---- ROWS

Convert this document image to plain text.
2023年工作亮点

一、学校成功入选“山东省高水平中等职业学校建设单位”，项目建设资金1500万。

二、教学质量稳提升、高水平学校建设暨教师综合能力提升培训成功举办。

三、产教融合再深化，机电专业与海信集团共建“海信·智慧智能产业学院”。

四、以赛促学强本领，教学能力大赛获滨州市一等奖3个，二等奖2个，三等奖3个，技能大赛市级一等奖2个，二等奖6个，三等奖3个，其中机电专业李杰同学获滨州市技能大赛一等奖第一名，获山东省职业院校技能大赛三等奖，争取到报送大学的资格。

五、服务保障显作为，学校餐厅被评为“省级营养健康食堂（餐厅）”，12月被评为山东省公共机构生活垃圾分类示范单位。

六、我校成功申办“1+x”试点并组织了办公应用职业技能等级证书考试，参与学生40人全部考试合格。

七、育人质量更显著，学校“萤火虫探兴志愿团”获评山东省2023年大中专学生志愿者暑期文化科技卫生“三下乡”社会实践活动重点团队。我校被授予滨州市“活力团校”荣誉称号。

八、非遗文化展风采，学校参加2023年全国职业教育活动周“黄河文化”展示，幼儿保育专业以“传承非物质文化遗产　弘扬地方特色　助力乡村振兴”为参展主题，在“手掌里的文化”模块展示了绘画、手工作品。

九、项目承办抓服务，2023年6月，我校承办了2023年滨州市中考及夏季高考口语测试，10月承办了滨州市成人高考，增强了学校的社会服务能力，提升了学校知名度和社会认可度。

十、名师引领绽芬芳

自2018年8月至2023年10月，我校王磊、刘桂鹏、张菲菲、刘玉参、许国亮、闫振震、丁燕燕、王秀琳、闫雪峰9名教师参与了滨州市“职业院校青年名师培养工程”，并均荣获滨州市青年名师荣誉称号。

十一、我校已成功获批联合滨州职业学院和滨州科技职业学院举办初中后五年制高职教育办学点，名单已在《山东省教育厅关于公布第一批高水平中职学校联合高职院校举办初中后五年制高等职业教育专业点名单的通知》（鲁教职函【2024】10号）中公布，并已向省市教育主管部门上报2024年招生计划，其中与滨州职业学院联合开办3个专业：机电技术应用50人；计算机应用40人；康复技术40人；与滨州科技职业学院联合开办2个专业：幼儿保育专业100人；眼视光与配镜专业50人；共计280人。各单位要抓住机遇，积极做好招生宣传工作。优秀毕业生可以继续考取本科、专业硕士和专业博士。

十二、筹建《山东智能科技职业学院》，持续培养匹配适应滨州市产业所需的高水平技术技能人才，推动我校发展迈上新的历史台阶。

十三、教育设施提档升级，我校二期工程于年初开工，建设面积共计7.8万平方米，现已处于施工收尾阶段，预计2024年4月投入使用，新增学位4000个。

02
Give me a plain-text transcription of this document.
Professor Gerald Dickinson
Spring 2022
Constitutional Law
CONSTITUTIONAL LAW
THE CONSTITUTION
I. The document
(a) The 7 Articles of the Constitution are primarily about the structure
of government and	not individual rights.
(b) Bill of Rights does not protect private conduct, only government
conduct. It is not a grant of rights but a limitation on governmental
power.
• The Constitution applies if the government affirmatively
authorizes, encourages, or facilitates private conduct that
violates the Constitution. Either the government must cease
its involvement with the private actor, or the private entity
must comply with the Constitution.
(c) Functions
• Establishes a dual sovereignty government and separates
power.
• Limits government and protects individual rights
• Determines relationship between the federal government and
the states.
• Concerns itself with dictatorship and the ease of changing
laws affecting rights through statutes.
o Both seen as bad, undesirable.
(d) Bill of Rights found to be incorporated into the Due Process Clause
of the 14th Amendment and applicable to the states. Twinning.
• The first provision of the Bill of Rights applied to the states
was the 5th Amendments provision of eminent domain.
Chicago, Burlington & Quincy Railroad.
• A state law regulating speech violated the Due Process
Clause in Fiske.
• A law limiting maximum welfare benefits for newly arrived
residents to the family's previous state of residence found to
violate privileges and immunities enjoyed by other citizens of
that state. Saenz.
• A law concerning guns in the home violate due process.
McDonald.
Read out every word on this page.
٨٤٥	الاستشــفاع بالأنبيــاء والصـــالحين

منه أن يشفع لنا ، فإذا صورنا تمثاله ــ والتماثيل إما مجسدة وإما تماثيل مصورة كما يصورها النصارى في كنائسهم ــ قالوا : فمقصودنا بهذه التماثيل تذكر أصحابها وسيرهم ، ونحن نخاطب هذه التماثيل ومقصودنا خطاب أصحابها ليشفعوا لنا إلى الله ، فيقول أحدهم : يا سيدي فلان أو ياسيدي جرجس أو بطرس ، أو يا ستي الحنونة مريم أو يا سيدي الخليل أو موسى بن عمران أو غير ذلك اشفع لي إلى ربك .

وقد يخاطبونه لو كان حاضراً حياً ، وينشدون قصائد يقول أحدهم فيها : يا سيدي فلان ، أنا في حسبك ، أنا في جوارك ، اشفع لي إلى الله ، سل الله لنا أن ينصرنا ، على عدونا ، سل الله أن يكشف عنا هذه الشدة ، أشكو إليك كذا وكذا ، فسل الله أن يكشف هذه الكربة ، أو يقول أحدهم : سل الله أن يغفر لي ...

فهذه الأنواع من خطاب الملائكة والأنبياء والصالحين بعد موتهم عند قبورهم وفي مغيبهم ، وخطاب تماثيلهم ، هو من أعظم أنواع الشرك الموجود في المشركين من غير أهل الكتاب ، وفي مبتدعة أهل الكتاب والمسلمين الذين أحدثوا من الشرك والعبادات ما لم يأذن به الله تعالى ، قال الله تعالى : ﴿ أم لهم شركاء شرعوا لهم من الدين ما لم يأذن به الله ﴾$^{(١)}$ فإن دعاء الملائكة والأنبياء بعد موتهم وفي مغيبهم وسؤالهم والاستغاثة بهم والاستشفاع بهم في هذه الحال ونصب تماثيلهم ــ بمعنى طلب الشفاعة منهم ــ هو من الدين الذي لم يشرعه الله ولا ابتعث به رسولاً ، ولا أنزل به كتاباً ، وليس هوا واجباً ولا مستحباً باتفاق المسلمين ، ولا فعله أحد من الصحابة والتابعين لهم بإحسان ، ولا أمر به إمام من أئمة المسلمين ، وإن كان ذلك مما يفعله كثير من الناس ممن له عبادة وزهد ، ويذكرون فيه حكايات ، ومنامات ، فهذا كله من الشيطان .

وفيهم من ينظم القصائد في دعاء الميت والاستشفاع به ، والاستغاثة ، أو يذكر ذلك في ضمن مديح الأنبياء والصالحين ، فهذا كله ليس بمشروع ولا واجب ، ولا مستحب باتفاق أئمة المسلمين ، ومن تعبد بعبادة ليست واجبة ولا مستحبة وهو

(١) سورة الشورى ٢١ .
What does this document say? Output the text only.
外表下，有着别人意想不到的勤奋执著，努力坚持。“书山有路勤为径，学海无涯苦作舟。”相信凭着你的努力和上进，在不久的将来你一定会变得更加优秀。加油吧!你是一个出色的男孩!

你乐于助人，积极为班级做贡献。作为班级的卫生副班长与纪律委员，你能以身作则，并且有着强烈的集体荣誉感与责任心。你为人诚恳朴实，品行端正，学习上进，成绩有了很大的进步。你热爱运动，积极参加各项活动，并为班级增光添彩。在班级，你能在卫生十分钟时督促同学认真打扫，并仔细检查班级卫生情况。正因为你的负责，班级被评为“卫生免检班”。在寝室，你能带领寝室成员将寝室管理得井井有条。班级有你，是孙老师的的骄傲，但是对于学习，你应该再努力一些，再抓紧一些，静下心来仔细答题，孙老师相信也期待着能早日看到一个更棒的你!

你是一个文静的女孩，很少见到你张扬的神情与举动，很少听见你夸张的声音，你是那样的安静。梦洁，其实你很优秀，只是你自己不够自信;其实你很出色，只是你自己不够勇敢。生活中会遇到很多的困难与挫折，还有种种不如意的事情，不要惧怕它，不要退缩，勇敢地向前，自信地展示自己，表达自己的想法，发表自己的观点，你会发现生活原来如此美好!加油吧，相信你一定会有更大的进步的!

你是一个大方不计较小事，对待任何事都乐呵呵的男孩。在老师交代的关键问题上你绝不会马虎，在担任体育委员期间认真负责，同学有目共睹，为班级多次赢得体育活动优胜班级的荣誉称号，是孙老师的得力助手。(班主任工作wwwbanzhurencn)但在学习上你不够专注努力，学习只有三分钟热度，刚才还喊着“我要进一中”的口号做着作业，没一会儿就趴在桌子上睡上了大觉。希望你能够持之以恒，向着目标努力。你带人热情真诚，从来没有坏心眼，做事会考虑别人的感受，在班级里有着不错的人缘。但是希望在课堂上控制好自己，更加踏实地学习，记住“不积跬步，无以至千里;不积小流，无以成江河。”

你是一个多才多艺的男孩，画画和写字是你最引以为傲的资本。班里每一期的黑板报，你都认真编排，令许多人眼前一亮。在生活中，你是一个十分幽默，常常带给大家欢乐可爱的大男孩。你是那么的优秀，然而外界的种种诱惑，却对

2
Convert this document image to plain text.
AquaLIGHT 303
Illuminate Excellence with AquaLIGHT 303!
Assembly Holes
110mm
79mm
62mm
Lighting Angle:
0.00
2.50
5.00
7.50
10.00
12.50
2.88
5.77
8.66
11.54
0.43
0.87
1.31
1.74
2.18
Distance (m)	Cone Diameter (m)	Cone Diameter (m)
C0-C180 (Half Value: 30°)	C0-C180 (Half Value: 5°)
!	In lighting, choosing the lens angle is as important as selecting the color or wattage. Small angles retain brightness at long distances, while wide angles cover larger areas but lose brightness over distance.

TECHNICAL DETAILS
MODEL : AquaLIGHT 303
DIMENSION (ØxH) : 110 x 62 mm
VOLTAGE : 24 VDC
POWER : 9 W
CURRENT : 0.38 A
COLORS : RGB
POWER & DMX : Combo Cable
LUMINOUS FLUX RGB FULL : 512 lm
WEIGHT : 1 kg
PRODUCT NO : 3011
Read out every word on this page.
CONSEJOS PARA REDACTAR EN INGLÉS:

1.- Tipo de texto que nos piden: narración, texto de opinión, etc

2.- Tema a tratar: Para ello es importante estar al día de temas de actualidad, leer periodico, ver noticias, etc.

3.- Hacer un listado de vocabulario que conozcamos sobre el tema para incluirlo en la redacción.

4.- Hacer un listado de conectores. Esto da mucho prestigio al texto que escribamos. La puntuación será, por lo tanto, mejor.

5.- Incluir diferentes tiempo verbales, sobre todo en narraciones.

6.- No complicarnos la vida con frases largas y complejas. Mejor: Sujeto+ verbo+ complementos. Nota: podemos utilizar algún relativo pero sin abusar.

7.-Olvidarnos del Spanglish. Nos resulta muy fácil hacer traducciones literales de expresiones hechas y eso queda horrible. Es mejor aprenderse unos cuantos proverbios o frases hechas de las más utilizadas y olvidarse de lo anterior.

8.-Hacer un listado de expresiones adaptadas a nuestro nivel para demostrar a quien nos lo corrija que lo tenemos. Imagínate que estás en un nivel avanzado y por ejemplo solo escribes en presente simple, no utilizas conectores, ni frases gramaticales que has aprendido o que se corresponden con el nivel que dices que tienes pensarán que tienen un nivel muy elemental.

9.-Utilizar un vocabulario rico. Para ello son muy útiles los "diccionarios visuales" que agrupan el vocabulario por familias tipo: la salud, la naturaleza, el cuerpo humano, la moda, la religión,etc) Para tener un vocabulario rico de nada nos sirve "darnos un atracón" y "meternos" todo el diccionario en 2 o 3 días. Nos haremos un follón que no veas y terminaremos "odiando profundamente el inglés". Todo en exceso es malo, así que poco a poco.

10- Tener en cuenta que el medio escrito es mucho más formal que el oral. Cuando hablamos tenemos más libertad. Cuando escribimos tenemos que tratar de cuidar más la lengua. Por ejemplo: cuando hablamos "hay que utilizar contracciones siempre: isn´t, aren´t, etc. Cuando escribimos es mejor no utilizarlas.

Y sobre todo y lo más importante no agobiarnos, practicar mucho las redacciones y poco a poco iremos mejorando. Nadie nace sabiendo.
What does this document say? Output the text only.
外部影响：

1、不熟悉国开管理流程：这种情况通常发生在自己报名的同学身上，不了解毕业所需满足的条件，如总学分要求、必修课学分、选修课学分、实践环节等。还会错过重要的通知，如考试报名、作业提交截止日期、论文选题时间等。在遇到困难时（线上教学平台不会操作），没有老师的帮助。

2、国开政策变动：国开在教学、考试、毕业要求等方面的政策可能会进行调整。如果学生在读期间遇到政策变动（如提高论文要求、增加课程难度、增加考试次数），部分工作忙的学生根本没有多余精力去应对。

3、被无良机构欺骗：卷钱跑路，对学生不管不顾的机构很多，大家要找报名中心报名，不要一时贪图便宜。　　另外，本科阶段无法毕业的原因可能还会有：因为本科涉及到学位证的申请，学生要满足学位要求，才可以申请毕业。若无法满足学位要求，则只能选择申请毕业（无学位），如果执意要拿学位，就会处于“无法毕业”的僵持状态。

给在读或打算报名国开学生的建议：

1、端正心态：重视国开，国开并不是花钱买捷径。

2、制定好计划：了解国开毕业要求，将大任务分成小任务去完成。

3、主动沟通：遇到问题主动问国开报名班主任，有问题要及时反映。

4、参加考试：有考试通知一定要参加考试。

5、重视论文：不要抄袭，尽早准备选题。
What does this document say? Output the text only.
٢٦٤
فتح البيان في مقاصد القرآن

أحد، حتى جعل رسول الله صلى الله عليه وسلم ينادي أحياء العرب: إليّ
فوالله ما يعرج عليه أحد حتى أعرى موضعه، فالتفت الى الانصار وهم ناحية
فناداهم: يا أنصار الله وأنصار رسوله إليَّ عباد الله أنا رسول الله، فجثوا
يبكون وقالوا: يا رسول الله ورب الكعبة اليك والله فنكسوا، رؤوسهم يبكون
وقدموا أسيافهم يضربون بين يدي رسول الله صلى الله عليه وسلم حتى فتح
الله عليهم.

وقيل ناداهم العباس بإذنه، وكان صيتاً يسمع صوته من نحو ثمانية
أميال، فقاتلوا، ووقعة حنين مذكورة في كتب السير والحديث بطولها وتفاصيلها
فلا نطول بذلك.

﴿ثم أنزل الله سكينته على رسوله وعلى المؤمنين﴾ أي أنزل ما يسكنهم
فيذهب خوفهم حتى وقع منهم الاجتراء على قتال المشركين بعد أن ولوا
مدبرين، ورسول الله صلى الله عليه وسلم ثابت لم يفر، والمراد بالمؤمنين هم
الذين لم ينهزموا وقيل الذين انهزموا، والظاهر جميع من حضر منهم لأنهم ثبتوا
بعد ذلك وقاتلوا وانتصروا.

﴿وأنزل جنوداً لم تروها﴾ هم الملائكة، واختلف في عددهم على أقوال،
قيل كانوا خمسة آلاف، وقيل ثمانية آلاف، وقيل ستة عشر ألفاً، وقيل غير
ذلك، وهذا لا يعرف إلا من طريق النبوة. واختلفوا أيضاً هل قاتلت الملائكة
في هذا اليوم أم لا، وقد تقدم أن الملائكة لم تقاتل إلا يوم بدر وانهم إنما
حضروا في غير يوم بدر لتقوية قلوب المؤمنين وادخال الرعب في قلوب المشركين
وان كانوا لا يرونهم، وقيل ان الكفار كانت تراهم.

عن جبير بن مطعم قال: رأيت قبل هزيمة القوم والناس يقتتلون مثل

--------

### SHORT PROBLEM
In the listing above, locate each line with "ello" and copy it.

### TASK RESPONSE
2.- Tema a tratar: Para ello es importante estar al día de temas de actualidad, leer periodico, ver noticias, etc.
9.-Utilizar un vocabulario rico. Para ello son muy útiles los "diccionarios visuales" que agrupan el vocabulario por familias tipo: la salud, la naturaleza, el cuerpo humano, la moda, la religión,etc) Para tener un vocabulario rico de nada nos sirve "darnos un atracón" y "meternos" todo el diccionario en 2 o 3 días. Nos haremos un follón que no veas y terminaremos "odiando profundamente el inglés". Todo en exceso es malo, así que poco a poco.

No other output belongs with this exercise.